→ **WHAT IS ASKED**
Search the material for the string "Start", then report how many lines hold it, with no other text.

(Stored data)
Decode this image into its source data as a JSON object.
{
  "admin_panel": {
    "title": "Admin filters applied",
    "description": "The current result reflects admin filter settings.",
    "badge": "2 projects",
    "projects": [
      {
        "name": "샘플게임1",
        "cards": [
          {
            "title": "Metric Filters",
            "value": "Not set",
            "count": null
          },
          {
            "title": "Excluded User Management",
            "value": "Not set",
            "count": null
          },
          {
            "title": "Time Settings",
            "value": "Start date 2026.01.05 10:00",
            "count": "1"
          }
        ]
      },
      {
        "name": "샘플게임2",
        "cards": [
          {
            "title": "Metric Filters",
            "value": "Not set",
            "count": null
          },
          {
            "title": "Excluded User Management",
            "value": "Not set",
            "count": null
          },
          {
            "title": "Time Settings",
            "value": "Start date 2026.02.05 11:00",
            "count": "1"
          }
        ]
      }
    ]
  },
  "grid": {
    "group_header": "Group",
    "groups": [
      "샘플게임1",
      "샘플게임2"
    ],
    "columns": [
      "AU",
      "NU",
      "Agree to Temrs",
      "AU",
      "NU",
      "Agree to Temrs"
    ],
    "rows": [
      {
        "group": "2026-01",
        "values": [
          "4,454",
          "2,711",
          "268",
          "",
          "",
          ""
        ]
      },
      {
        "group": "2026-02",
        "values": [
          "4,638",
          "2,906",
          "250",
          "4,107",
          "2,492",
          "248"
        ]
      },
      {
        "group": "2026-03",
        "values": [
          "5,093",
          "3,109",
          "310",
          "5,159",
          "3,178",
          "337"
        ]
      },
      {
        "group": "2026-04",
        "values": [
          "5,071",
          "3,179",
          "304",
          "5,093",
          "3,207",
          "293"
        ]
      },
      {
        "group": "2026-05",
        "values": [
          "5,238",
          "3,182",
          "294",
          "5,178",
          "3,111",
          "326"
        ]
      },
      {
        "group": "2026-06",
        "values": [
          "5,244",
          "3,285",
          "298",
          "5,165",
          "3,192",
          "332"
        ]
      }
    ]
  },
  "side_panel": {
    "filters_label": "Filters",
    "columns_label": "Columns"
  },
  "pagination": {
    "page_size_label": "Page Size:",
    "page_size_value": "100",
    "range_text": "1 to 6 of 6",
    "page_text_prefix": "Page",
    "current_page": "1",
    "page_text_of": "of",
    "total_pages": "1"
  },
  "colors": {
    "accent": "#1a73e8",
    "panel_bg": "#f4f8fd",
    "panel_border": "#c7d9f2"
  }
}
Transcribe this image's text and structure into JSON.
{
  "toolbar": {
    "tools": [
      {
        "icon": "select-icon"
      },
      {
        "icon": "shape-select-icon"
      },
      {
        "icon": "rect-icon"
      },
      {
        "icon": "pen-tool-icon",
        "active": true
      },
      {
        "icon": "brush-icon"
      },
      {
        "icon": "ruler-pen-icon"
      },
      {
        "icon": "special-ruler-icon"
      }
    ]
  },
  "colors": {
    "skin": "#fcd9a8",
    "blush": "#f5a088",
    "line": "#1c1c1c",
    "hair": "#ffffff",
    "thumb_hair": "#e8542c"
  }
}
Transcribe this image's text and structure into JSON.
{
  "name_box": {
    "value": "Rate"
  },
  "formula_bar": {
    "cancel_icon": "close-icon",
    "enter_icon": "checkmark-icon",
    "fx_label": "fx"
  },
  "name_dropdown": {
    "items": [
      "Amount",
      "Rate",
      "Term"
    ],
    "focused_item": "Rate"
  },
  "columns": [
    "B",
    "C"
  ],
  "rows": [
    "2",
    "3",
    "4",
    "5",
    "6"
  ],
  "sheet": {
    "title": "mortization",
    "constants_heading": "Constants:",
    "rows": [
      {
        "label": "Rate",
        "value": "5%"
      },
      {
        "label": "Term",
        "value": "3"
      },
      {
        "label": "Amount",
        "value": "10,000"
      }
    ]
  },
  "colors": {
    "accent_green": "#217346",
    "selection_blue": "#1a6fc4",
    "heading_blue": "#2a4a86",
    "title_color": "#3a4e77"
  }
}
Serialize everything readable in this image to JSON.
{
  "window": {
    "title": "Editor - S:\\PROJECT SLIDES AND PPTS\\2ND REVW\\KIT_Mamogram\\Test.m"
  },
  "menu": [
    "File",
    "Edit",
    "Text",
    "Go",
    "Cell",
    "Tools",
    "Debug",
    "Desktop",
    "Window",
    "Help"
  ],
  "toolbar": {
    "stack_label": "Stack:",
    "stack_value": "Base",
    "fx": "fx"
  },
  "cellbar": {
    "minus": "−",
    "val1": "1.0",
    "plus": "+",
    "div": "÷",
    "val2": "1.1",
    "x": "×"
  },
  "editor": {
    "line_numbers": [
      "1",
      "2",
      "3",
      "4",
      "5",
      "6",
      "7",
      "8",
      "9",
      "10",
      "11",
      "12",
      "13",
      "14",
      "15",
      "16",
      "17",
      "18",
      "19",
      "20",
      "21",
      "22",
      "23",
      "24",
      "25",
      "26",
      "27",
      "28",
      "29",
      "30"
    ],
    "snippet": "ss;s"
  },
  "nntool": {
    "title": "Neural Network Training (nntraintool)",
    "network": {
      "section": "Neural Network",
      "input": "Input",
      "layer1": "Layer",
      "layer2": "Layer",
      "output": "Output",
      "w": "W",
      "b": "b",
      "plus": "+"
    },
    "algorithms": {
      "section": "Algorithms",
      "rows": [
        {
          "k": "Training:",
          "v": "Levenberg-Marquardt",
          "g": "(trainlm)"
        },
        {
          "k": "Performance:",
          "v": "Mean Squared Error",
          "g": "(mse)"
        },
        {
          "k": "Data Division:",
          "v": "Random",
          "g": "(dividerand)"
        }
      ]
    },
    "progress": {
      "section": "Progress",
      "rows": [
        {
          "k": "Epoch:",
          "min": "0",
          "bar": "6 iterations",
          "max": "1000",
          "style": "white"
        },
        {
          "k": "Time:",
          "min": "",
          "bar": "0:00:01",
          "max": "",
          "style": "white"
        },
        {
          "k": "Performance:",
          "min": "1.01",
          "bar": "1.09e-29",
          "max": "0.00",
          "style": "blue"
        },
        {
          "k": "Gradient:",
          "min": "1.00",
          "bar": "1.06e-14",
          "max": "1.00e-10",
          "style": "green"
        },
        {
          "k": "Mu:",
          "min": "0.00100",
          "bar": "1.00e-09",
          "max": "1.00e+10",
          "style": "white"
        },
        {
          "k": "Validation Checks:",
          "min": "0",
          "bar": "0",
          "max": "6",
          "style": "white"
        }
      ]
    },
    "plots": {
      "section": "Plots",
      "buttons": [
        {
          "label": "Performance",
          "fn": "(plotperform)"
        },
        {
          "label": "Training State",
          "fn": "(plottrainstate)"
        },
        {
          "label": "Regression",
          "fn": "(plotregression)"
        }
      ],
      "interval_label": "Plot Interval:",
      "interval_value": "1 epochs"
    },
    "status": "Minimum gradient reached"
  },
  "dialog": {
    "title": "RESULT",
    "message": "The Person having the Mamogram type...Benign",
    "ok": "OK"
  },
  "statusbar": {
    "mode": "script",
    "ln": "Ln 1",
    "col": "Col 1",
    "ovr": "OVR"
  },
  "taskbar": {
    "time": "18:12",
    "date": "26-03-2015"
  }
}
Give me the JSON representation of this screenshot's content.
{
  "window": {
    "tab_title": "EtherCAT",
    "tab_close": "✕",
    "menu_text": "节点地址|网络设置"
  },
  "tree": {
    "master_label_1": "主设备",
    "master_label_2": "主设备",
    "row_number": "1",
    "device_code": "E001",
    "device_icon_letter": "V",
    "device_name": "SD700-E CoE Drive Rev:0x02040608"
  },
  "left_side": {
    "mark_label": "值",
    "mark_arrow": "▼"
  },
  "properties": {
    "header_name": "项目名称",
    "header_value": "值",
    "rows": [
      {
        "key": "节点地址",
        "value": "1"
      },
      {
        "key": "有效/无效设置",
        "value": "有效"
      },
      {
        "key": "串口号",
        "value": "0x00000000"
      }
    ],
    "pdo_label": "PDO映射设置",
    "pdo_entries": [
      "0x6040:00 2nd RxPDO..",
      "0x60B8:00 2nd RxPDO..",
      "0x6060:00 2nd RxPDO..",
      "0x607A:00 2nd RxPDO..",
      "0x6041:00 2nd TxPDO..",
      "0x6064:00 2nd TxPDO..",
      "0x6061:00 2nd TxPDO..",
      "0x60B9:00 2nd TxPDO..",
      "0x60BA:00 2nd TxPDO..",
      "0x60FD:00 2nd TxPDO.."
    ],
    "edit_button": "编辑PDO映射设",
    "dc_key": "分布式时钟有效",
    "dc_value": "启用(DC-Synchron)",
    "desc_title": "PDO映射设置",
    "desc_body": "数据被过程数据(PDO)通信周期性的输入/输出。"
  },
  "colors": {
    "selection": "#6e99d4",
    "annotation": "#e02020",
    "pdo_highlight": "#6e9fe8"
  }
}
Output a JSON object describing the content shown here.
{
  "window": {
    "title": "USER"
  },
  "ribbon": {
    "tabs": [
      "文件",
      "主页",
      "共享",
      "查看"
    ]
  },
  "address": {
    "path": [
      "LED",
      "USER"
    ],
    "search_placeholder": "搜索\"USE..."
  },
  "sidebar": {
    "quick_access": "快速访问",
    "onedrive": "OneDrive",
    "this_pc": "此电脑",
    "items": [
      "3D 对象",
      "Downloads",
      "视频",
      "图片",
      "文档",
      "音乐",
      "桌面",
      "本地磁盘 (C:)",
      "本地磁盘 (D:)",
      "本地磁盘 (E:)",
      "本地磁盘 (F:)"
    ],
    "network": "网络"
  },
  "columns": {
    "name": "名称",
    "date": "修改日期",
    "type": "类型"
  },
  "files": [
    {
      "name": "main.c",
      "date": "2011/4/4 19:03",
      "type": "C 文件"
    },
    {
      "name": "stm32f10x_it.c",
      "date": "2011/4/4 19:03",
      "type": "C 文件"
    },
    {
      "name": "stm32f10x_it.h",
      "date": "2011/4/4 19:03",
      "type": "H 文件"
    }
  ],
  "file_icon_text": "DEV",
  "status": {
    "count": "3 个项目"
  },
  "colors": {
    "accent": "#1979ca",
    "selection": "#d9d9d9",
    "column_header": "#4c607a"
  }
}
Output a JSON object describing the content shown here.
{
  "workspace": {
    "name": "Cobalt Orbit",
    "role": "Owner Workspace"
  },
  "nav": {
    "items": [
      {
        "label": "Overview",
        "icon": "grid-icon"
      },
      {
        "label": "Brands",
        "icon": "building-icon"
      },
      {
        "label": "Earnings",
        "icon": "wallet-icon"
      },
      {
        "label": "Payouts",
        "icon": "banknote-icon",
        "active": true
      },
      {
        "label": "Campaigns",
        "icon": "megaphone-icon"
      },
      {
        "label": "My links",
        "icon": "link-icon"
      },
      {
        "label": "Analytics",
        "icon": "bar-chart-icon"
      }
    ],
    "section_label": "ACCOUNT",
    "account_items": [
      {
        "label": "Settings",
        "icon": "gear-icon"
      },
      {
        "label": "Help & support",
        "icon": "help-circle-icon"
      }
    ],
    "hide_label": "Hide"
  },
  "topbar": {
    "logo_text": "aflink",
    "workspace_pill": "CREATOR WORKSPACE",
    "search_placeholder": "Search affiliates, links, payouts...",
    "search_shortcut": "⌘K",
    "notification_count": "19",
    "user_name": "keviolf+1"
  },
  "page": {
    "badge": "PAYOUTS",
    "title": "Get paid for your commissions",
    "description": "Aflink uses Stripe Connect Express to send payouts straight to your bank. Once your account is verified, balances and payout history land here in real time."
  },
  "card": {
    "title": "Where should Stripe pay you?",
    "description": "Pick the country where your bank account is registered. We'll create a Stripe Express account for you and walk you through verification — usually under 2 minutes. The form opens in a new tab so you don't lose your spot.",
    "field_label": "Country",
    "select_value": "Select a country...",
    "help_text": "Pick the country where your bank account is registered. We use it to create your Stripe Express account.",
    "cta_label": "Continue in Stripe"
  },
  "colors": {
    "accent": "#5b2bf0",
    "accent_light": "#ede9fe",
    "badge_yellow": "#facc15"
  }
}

→ **ANSWER**
2